I did implement the suggested changes in SVN, but I did not find an explicit documentation that this should really fix the problem. The PHP-docu states that the u-modifier only affects UTF-8 compatibility of the pattern, not the matched/replaced string. So it might still be an insecure fix. Also, I see a large number of preg_* functions in MediaWiki code. Are they all operating on ASCII strings only (or in a UTF-aware way?). Some comment in the PHP online docu suggests to use multi-byte extensions for ereg such as mb_ereg(), mb_eregi(), pb_ereg_replace(). Do we need that to really ensure UTF compatibility? Is this extension present in standard PHP distributions?

RECORDS PROVIDED —
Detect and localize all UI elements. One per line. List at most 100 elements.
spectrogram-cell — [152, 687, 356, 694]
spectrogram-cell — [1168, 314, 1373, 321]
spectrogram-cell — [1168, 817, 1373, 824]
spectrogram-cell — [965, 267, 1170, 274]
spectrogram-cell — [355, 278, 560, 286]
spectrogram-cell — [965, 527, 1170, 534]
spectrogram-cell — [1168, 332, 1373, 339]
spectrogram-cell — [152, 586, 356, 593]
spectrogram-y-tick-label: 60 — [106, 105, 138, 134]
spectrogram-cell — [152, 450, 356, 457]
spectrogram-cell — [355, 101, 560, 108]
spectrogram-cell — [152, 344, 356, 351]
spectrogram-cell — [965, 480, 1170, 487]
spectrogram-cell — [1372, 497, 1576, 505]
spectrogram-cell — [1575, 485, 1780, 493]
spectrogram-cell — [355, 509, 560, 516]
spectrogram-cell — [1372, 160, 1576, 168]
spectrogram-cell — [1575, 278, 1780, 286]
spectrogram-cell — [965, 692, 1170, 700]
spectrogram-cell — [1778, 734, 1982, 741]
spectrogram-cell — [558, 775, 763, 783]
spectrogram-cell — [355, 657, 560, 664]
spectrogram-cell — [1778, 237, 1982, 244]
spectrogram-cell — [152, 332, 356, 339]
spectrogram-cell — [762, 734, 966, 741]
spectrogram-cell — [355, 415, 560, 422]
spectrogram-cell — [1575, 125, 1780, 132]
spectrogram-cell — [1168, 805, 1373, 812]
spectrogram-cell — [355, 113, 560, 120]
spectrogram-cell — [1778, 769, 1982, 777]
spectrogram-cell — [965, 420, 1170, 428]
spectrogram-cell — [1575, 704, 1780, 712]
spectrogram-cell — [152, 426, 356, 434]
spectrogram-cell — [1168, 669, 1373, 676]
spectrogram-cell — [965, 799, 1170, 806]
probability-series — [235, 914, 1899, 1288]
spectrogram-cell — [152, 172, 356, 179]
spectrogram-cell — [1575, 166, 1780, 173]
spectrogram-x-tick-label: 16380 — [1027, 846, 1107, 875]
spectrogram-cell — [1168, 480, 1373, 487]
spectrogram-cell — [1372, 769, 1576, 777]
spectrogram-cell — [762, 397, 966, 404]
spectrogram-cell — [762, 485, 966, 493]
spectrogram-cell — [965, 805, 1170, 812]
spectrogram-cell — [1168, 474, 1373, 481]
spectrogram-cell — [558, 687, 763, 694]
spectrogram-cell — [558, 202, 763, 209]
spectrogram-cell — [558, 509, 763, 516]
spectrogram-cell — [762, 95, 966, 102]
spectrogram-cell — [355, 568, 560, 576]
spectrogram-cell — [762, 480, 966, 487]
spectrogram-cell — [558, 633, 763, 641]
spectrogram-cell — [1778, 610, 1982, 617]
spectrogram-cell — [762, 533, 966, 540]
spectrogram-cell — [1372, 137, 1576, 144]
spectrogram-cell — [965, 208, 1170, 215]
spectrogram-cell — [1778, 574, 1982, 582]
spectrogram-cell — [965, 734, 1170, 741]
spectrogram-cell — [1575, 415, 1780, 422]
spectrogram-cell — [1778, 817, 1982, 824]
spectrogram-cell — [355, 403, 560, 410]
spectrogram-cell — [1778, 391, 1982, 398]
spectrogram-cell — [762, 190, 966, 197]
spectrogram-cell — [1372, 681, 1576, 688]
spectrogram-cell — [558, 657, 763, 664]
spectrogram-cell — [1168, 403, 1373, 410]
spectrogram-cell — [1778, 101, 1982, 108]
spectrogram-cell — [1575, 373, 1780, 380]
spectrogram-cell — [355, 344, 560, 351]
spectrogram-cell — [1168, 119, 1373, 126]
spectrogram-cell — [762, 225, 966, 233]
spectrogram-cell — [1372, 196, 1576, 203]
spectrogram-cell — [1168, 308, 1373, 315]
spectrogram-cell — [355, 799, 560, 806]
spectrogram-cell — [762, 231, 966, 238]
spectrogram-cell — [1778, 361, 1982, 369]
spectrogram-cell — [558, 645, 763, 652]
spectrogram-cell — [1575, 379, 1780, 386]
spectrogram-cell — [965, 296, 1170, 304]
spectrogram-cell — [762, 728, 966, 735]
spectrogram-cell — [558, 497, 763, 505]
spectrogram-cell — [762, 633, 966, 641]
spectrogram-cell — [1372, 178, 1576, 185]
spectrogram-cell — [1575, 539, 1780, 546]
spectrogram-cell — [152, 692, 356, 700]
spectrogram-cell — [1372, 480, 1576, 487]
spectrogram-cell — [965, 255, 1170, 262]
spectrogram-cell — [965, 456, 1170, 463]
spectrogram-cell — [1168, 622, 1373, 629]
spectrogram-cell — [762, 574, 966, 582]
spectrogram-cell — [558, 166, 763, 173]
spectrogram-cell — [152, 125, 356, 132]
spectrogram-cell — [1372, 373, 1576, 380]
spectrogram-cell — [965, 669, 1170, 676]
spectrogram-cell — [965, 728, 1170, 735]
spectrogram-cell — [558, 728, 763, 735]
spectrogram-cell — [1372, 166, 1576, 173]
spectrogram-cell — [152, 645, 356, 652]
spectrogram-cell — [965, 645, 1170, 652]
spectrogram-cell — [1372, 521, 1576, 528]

EXERCISES —
a: List every question asked in the post on UTF-8 handling in PHP.
b: Quote the post on UTF-8 handling in PHP, starting with "I did implement" and going on through "standard PHP distributions?".
The listing has no connection to the post on UTF-8 handling in PHP.

ANSWERS FOR THE TASKS —
a:
- Are they all operating on ASCII strings only (or in a UTF-aware way?)
- Do we need that to really ensure UTF compatibility?
- Is this extension present in standard PHP distributions?

b:
I did implement the suggested changes in SVN, but I did not find an explicit documentation that this should really fix the problem. The PHP-docu states that the u-modifier only affects UTF-8 compatibility of the pattern, not the matched/replaced string. So it might still be an insecure fix. Also, I see a large number of preg_* functions in MediaWiki code. Are they all operating on ASCII strings only (or in a UTF-aware way?). Some comment in the PHP online docu suggests to use multi-byte extensions for ereg such as mb_ereg(), mb_eregi(), pb_ereg_replace(). Do we need that to really ensure UTF compatibility? Is this extension present in standard PHP distributions?